▸ **Written request**
In the material below, put the lines from the one containing "arrow-down-icon xyxy=(1037,159,1059,185)" through the one containing "arrow-right-icon xyxy=(170,414,196,440)" into a numbered list, leaving out any blank lines.

▸ **Exercise material**
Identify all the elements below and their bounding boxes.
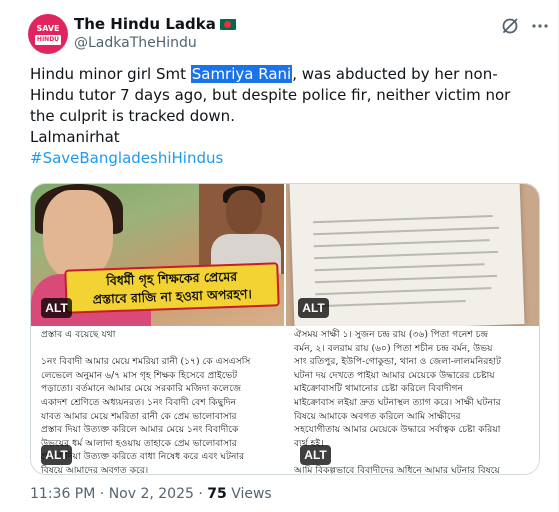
avatar-text-top: SAVE: [36, 23, 60, 33]
media-photo-2[interactable]: ALT: [286, 184, 539, 326]
paper-text-line: [314, 250, 499, 260]
photo-girl-face: [43, 190, 113, 280]
meta-separator: ·: [198, 486, 203, 502]
views-label: Views: [231, 486, 272, 502]
scan-line: প্রস্তাব দিয়া উত্যক্ত করিলে আমার মেয়ে …: [41, 424, 239, 436]
avatar[interactable]: SAVE HINDU: [28, 14, 68, 54]
alt-badge[interactable]: ALT: [300, 445, 331, 465]
scan-line: সাং রতিপুর, ইউপি-গোকুন্ডা, থানা ও জেলা-ল…: [294, 356, 501, 368]
scan-line: বিষয়ে আমাকে অবগত করিলে আমি সাক্ষীদের: [294, 410, 461, 422]
media-grid: বিধর্মী গৃহ শিক্ষকের প্রেমের প্রস্তাবে র…: [30, 183, 540, 475]
tweet-header: SAVE HINDU The Hindu Ladka @LadkaTheHind…: [28, 12, 548, 56]
media-photo-3[interactable]: প্রস্তাব এ বয়েছে যথা ১নং বিবাদী আমার মে…: [31, 328, 284, 475]
tweet-body: Hindu minor girl Smt Samriya Rani, was a…: [30, 64, 530, 127]
user-handle[interactable]: @LadkaTheHindu: [74, 35, 197, 51]
scan-line: ১নং বিবাদী আমার মেয়ে শমরিয়া রানী (১৭) …: [41, 356, 251, 368]
tweet-location: Lalmanirhat: [30, 128, 120, 146]
paper-text-line: [312, 214, 493, 224]
media-photo-4[interactable]: ঐসময় সাক্ষী ১। সুজন চন্দ্র রায় (৩৬) পি…: [286, 328, 539, 475]
scan-line: ঐসময় সাক্ষী ১। সুজন চন্দ্র রায় (৩৬) পি…: [294, 329, 489, 340]
tweet-text-before: Hindu minor girl Smt: [30, 65, 191, 83]
scan-line: ঘটনা দয় দেখতে পাইয়া আমার মেয়েকে উদ্ধা…: [294, 369, 495, 381]
scan-line: আমি বিকল্পভাবে বিবাদীদের অধিনে আমার ঘটনা…: [294, 464, 500, 475]
paper-text-line: [313, 226, 500, 236]
scan-line: বর্মন, ২। বলরাম রায় (৬০) পিতা শচীন চন্দ…: [294, 342, 493, 354]
photo-banner: বিধর্মী গৃহ শিক্ষকের প্রেমের প্রস্তাবে র…: [64, 262, 280, 314]
scan-line: পড়াতো। বর্তমানে আমার মেয়ে সরকারি মজিদা…: [41, 383, 242, 395]
scan-line: লেভেলে অনুমান ৬/৭ মাস গৃহ শিক্ষক হিসেবে …: [41, 369, 238, 381]
photo-man-head: [226, 190, 262, 234]
scan-line: বিষয়ে আমাদের অবগত করে।: [41, 464, 149, 475]
more-icon[interactable]: [530, 16, 550, 36]
name-row: The Hindu Ladka: [74, 15, 236, 33]
scan-line: একাদশ শ্রেণিতে অধ্যয়নরত। ১নং বিবাদী বেশ…: [41, 396, 237, 408]
paper-text-line: [315, 287, 492, 296]
scanned-document-text: প্রস্তাব এ বয়েছে যথা ১নং বিবাদী আমার মে…: [41, 328, 281, 475]
hashtag-link[interactable]: #SaveBangladeshiHindus: [30, 149, 223, 167]
paper-text-line: [314, 274, 497, 284]
avatar-text-bottom: HINDU: [35, 34, 61, 45]
scan-line: প্রস্তাব দিয়া উত্যক্ত করিতে বাধা নিষেধ …: [41, 451, 245, 463]
tweet-time[interactable]: 11:36 PM: [30, 486, 95, 502]
tweet-text-selection: Samriya Rani: [190, 65, 293, 83]
scan-line: সহযোগীতায় আমার মেয়েকে উদ্ধারে সর্বাত্ব…: [294, 424, 501, 436]
tweet-text: Hindu minor girl Smt Samriya Rani, was a…: [30, 64, 530, 169]
paper-text-line: [314, 263, 485, 272]
scan-line: মাইক্রোবাসটি থামানোর চেষ্টা করিলে বিবাদী…: [294, 383, 464, 395]
media-photo-1[interactable]: বিধর্মী গৃহ শিক্ষকের প্রেমের প্রস্তাবে র…: [31, 184, 284, 326]
paper-text-line: [313, 239, 490, 248]
alt-badge[interactable]: ALT: [41, 445, 72, 465]
scan-line: যাবত আমার মেয়ে শমরিতা রানী কে প্রেম ভাল…: [41, 410, 237, 422]
scan-line: মাইক্রোবাস লইয়া দ্রুত ঘটনাস্থল ত্যাগ কর…: [294, 396, 501, 408]
scan-line: উভয়ের ধর্ম আলাদা হওয়ায় তাহাকে প্রেম ভ…: [41, 437, 237, 449]
paper-text-line: [315, 299, 466, 308]
bangladesh-flag-icon: [219, 18, 236, 30]
alt-badge[interactable]: ALT: [298, 298, 329, 318]
display-name[interactable]: The Hindu Ladka: [74, 15, 216, 33]
views-count: 75: [207, 486, 227, 502]
meta-separator: ·: [99, 486, 105, 502]
alt-badge[interactable]: ALT: [41, 298, 72, 318]
scan-line: [41, 342, 281, 356]
tweet-date[interactable]: Nov 2, 2025: [109, 486, 194, 502]
grok-icon[interactable]: [500, 16, 520, 36]
scan-line: প্রস্তাব এ বয়েছে যথা: [41, 329, 116, 340]
tweet-meta: 11:36 PM · Nov 2, 2025 · 75 Views: [30, 486, 272, 502]
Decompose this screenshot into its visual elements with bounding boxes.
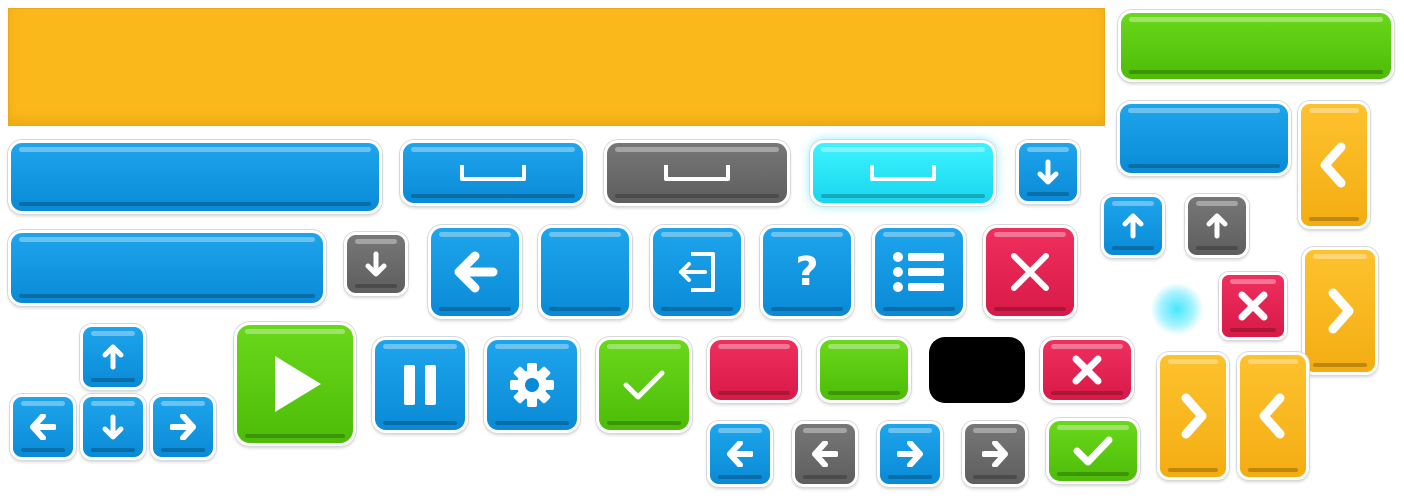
arrow-down-icon xyxy=(1037,159,1059,185)
wide-blue-button[interactable] xyxy=(8,140,382,214)
close-x-icon xyxy=(1238,291,1268,321)
green-check-pill-button[interactable] xyxy=(1046,418,1140,484)
arrow-right-icon xyxy=(170,414,196,440)
blue-space-key-button[interactable] xyxy=(400,140,586,206)
exit-door-icon xyxy=(679,252,715,292)
cyan-space-key-button[interactable] xyxy=(810,140,996,206)
dpad-left-button[interactable] xyxy=(10,394,76,460)
yellow-left-chevron-tab[interactable] xyxy=(1298,101,1370,229)
menu-list-button[interactable] xyxy=(872,225,966,319)
arrow-left-icon xyxy=(30,414,56,440)
list-menu-icon xyxy=(893,252,944,292)
arrow-down-icon xyxy=(102,414,124,440)
blue-down-arrow-button[interactable] xyxy=(1016,140,1080,204)
blue-left-arrow-button[interactable] xyxy=(707,421,773,487)
arrow-right-icon xyxy=(897,441,923,467)
arrow-up-icon xyxy=(1122,213,1144,239)
chevron-left-icon xyxy=(1253,391,1293,441)
gear-icon xyxy=(510,363,554,407)
blue-up-arrow-button[interactable] xyxy=(1101,194,1165,258)
space-key-icon xyxy=(870,165,936,181)
blue-button-long[interactable] xyxy=(8,230,326,306)
dpad-down-button[interactable] xyxy=(80,394,146,460)
space-key-icon xyxy=(664,165,730,181)
pause-button[interactable] xyxy=(372,337,468,433)
close-button-large[interactable] xyxy=(983,225,1077,319)
gray-space-key-button[interactable] xyxy=(604,140,790,206)
gray-right-arrow-button[interactable] xyxy=(962,421,1028,487)
close-x-icon xyxy=(1072,355,1102,385)
close-button-small[interactable] xyxy=(1219,272,1287,340)
cyan-glow-effect xyxy=(1151,283,1203,335)
arrow-left-icon xyxy=(454,251,498,293)
arrow-left-icon xyxy=(727,441,753,467)
chevron-right-icon xyxy=(1181,393,1207,439)
arrow-up-icon xyxy=(1206,213,1228,239)
blue-right-arrow-button[interactable] xyxy=(877,421,943,487)
gray-down-arrow-button[interactable] xyxy=(344,232,408,296)
chevron-right-icon xyxy=(1328,288,1354,334)
yellow-right-chevron-tab-bottom[interactable] xyxy=(1157,352,1229,480)
checkmark-icon xyxy=(623,370,665,400)
confirm-check-button[interactable] xyxy=(596,337,692,433)
red-close-pill-button[interactable] xyxy=(1040,337,1134,403)
arrow-left-icon xyxy=(812,441,838,467)
dpad-right-button[interactable] xyxy=(150,394,216,460)
blue-button-medium[interactable] xyxy=(1117,101,1291,176)
gray-left-arrow-button[interactable] xyxy=(792,421,858,487)
green-pill-button[interactable] xyxy=(817,337,911,403)
black-button-shape[interactable] xyxy=(929,337,1025,403)
pause-icon xyxy=(404,365,436,405)
gray-up-arrow-button[interactable] xyxy=(1185,194,1249,258)
dpad-up-button[interactable] xyxy=(80,324,146,390)
play-icon xyxy=(275,356,321,412)
settings-button[interactable] xyxy=(484,337,580,433)
help-button[interactable]: ? xyxy=(760,225,854,319)
back-arrow-button[interactable] xyxy=(428,225,522,319)
space-key-icon xyxy=(460,165,526,181)
arrow-up-icon xyxy=(102,344,124,370)
yellow-banner-panel xyxy=(8,8,1105,126)
red-pill-button[interactable] xyxy=(707,337,801,403)
arrow-right-icon xyxy=(982,441,1008,467)
yellow-left-chevron-tab-bottom[interactable] xyxy=(1237,352,1309,480)
yellow-right-chevron-tab[interactable] xyxy=(1302,247,1378,375)
wide-green-button[interactable] xyxy=(1118,10,1394,82)
exit-button[interactable] xyxy=(650,225,744,319)
blank-blue-square-button[interactable] xyxy=(538,225,632,319)
play-button[interactable] xyxy=(234,322,356,446)
checkmark-icon xyxy=(1073,436,1113,466)
chevron-left-icon xyxy=(1314,140,1354,190)
arrow-down-icon xyxy=(365,251,387,277)
help-question-icon: ? xyxy=(795,249,819,295)
close-x-icon xyxy=(1011,253,1049,291)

▸ **Solved problem**
1. arrow-down-icon xyxy=(1037,159,1059,185)
2. wide-blue-button[interactable] xyxy=(8,140,382,214)
3. close-x-icon xyxy=(1238,291,1268,321)
4. green-check-pill-button[interactable] xyxy=(1046,418,1140,484)
5. arrow-right-icon xyxy=(170,414,196,440)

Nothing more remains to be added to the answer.